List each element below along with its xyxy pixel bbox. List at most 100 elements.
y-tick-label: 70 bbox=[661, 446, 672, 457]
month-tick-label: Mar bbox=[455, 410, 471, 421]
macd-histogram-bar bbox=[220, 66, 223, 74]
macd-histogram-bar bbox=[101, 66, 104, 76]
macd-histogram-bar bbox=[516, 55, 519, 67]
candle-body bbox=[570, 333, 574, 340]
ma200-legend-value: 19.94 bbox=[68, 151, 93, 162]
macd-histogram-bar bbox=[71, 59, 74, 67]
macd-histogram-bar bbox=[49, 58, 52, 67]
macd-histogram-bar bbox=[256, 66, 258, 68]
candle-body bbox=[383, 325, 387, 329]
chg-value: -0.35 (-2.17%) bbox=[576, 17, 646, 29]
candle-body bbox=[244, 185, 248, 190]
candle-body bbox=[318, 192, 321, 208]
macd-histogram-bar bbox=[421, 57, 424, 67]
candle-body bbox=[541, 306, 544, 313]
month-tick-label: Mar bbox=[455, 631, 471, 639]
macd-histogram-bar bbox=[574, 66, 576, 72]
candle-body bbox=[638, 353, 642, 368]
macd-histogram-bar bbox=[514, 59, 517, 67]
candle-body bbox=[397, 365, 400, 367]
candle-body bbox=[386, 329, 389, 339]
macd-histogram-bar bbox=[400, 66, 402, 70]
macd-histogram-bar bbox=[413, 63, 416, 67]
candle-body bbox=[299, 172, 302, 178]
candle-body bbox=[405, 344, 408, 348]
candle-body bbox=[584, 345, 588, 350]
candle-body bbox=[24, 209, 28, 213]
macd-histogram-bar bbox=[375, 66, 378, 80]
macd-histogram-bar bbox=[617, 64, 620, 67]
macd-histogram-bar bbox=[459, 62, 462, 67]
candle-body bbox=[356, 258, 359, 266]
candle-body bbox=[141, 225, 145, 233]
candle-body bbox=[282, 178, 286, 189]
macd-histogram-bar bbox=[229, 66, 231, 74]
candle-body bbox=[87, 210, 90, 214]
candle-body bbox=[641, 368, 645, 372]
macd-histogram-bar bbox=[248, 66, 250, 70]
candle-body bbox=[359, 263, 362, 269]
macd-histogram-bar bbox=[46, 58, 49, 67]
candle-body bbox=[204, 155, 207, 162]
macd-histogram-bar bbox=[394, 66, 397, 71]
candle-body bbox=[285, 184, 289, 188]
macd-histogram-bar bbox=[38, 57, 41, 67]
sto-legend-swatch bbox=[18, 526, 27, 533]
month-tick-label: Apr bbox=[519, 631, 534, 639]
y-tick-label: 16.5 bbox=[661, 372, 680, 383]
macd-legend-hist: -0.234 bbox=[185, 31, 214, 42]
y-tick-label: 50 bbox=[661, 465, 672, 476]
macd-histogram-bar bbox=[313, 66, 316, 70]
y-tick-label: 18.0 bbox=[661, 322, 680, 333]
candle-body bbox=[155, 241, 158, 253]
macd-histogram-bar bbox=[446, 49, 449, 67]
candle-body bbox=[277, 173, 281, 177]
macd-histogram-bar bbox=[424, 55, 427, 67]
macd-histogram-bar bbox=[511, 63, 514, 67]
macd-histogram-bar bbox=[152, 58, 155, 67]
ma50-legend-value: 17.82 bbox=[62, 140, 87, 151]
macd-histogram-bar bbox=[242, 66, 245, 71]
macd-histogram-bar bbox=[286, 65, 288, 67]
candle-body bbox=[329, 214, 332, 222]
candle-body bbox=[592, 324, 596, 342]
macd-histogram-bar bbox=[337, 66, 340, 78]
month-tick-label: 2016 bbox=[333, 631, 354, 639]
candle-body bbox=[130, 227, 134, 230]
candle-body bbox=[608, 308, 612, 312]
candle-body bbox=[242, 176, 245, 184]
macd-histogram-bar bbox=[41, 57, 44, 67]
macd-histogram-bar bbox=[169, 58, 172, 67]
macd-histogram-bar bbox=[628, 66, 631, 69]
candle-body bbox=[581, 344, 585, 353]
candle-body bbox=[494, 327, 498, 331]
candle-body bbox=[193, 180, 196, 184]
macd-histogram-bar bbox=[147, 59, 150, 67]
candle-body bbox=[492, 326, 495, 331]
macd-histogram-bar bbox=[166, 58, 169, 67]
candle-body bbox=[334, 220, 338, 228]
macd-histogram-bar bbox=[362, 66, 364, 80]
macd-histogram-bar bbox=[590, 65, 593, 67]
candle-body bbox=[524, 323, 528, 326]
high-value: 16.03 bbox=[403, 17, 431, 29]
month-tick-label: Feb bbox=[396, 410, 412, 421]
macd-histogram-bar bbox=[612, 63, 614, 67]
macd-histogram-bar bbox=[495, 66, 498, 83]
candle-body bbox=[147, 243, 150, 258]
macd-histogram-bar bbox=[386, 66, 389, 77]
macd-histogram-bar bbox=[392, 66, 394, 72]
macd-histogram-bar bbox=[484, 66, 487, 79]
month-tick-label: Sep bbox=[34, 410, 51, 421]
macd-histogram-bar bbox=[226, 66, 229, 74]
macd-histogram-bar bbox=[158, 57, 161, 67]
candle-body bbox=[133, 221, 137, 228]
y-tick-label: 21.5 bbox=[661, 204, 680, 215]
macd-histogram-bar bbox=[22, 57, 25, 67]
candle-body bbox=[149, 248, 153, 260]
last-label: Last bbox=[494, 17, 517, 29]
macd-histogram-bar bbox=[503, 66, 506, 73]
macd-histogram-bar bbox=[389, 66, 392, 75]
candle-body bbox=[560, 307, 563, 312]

WYMAGANIA ZADANIA: Przedstaw wszystkie linie powyższych rekordów jako listę JSON złożoną z łańcuchów znaków, po jednym łańcuchu na każdą linię. Puste linie pomiń.

WYNIK PONIŻEJ:
[
  "List each element below along with its xyxy pixel bbox. List at most 100 elements.",
  "y-tick-label: 70 bbox=[661, 446, 672, 457]",
  "month-tick-label: Mar bbox=[455, 410, 471, 421]",
  "macd-histogram-bar bbox=[220, 66, 223, 74]",
  "macd-histogram-bar bbox=[101, 66, 104, 76]",
  "macd-histogram-bar bbox=[516, 55, 519, 67]",
  "candle-body bbox=[570, 333, 574, 340]",
  "ma200-legend-value: 19.94 bbox=[68, 151, 93, 162]",
  "macd-histogram-bar bbox=[71, 59, 74, 67]",
  "macd-histogram-bar bbox=[49, 58, 52, 67]",
  "macd-histogram-bar bbox=[256, 66, 258, 68]",
  "candle-body bbox=[383, 325, 387, 329]",
  "chg-value: -0.35 (-2.17%) bbox=[576, 17, 646, 29]",
  "candle-body bbox=[244, 185, 248, 190]",
  "candle-body bbox=[318, 192, 321, 208]",
  "macd-histogram-bar bbox=[421, 57, 424, 67]",
  "candle-body bbox=[541, 306, 544, 313]",
  "month-tick-label: Mar bbox=[455, 631, 471, 639]",
  "macd-histogram-bar bbox=[574, 66, 576, 72]",
  "candle-body bbox=[638, 353, 642, 368]",
  "macd-histogram-bar bbox=[514, 59, 517, 67]",
  "candle-body bbox=[397, 365, 400, 367]",
  "candle-body bbox=[386, 329, 389, 339]",
  "macd-histogram-bar bbox=[400, 66, 402, 70]",
  "macd-histogram-bar bbox=[413, 63, 416, 67]",
  "candle-body bbox=[299, 172, 302, 178]",
  "candle-body bbox=[405, 344, 408, 348]",
  "candle-body bbox=[584, 345, 588, 350]",
  "candle-body bbox=[24, 209, 28, 213]",
  "macd-histogram-bar bbox=[375, 66, 378, 80]",
  "macd-histogram-bar bbox=[617, 64, 620, 67]",
  "macd-histogram-bar bbox=[459, 62, 462, 67]",
  "candle-body bbox=[356, 258, 359, 266]",
  "candle-body bbox=[141, 225, 145, 233]",
  "candle-body bbox=[282, 178, 286, 189]",
  "macd-histogram-bar bbox=[229, 66, 231, 74]",
  "candle-body bbox=[87, 210, 90, 214]",
  "candle-body bbox=[641, 368, 645, 372]",
  "macd-histogram-bar bbox=[248, 66, 250, 70]",
  "candle-body bbox=[359, 263, 362, 269]",
  "macd-histogram-bar bbox=[46, 58, 49, 67]",
  "candle-body bbox=[204, 155, 207, 162]",
  "macd-histogram-bar bbox=[394, 66, 397, 71]",
  "candle-body bbox=[285, 184, 289, 188]",
  "macd-histogram-bar bbox=[38, 57, 41, 67]",
  "sto-legend-swatch bbox=[18, 526, 27, 533]",
  "month-tick-label: Apr bbox=[519, 631, 534, 639]",
  "y-tick-label: 16.5 bbox=[661, 372, 680, 383]",
  "macd-legend-hist: -0.234 bbox=[185, 31, 214, 42]",
  "y-tick-label: 50 bbox=[661, 465, 672, 476]",
  "macd-histogram-bar bbox=[313, 66, 316, 70]",
  "y-tick-label: 18.0 bbox=[661, 322, 680, 333]",
  "candle-body bbox=[155, 241, 158, 253]",
  "macd-histogram-bar bbox=[446, 49, 449, 67]",
  "candle-body bbox=[277, 173, 281, 177]",
  "macd-histogram-bar bbox=[424, 55, 427, 67]",
  "macd-histogram-bar bbox=[511, 63, 514, 67]",
  "macd-histogram-bar bbox=[152, 58, 155, 67]",
  "ma50-legend-value: 17.82 bbox=[62, 140, 87, 151]",
  "macd-histogram-bar bbox=[242, 66, 245, 71]",
  "macd-histogram-bar bbox=[286, 65, 288, 67]",
  "candle-body bbox=[329, 214, 332, 222]",
  "candle-body bbox=[592, 324, 596, 342]",
  "macd-histogram-bar bbox=[337, 66, 340, 78]",
  "month-tick-label: 2016 bbox=[333, 631, 354, 639]",
  "candle-body bbox=[130, 227, 134, 230]",
  "candle-body bbox=[608, 308, 612, 312]",
  "candle-body bbox=[242, 176, 245, 184]",
  "macd-histogram-bar bbox=[41, 57, 44, 67]",
  "macd-histogram-bar bbox=[169, 58, 172, 67]",
  "macd-histogram-bar bbox=[628, 66, 631, 69]",
  "candle-body bbox=[581, 344, 585, 353]",
  "candle-body bbox=[494, 327, 498, 331]",
  "candle-body bbox=[193, 180, 196, 184]",
  "macd-histogram-bar bbox=[147, 59, 150, 67]",
  "candle-body bbox=[492, 326, 495, 331]",
  "macd-histogram-bar bbox=[166, 58, 169, 67]",
  "candle-body bbox=[334, 220, 338, 228]",
  "macd-histogram-bar bbox=[362, 66, 364, 80]",
  "macd-histogram-bar bbox=[590, 65, 593, 67]",
  "candle-body bbox=[524, 323, 528, 326]",
  "high-value: 16.03 bbox=[403, 17, 431, 29]",
  "month-tick-label: Feb bbox=[396, 410, 412, 421]",
  "macd-histogram-bar bbox=[612, 63, 614, 67]",
  "macd-histogram-bar bbox=[495, 66, 498, 83]",
  "candle-body bbox=[147, 243, 150, 258]",
  "macd-histogram-bar bbox=[386, 66, 389, 77]",
  "macd-histogram-bar bbox=[392, 66, 394, 72]",
  "macd-histogram-bar bbox=[484, 66, 487, 79]",
  "month-tick-label: Sep bbox=[34, 410, 51, 421]",
  "macd-histogram-bar bbox=[226, 66, 229, 74]",
  "macd-histogram-bar bbox=[158, 57, 161, 67]",
  "candle-body bbox=[133, 221, 137, 228]",
  "y-tick-label: 21.5 bbox=[661, 204, 680, 215]",
  "macd-histogram-bar bbox=[22, 57, 25, 67]",
  "candle-body bbox=[149, 248, 153, 260]",
  "last-label: Last bbox=[494, 17, 517, 29]",
  "macd-histogram-bar bbox=[503, 66, 506, 73]",
  "macd-histogram-bar bbox=[389, 66, 392, 75]",
  "candle-body bbox=[560, 307, 563, 312]"
]